**Work to do**
Each record is to be transcribed exactly.

(Stored data entries)
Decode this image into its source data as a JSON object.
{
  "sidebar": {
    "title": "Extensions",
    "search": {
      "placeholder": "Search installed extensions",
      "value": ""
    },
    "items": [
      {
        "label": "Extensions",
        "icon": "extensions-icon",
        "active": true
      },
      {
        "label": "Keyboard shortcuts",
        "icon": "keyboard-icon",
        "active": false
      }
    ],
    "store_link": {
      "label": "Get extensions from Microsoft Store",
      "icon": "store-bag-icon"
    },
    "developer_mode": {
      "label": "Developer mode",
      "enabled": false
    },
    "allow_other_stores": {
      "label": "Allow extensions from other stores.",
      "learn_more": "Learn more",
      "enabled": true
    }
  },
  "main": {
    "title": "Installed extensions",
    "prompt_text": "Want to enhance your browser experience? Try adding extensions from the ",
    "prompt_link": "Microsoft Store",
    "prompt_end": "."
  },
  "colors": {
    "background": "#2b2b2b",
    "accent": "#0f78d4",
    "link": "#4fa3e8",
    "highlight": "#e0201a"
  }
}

**Problem solution**
Decode this image into its source data as a JSON object.
{
  "sidebar": {
    "title": "Extensions",
    "search": {
      "placeholder": "Search installed extensions",
      "value": ""
    },
    "items": [
      {
        "label": "Extensions",
        "icon": "extensions-icon",
        "active": true
      },
      {
        "label": "Keyboard shortcuts",
        "icon": "keyboard-icon",
        "active": false
      }
    ],
    "store_link": {
      "label": "Get extensions from Microsoft Store",
      "icon": "store-bag-icon"
    },
    "developer_mode": {
      "label": "Developer mode",
      "enabled": false
    },
    "allow_other_stores": {
      "label": "Allow extensions from other stores.",
      "learn_more": "Learn more",
      "enabled": true
    }
  },
  "main": {
    "title": "Installed extensions",
    "prompt_text": "Want to enhance your browser experience? Try adding extensions from the ",
    "prompt_link": "Microsoft Store",
    "prompt_end": "."
  },
  "colors": {
    "background": "#2b2b2b",
    "accent": "#0f78d4",
    "link": "#4fa3e8",
    "highlight": "#e0201a"
  }
}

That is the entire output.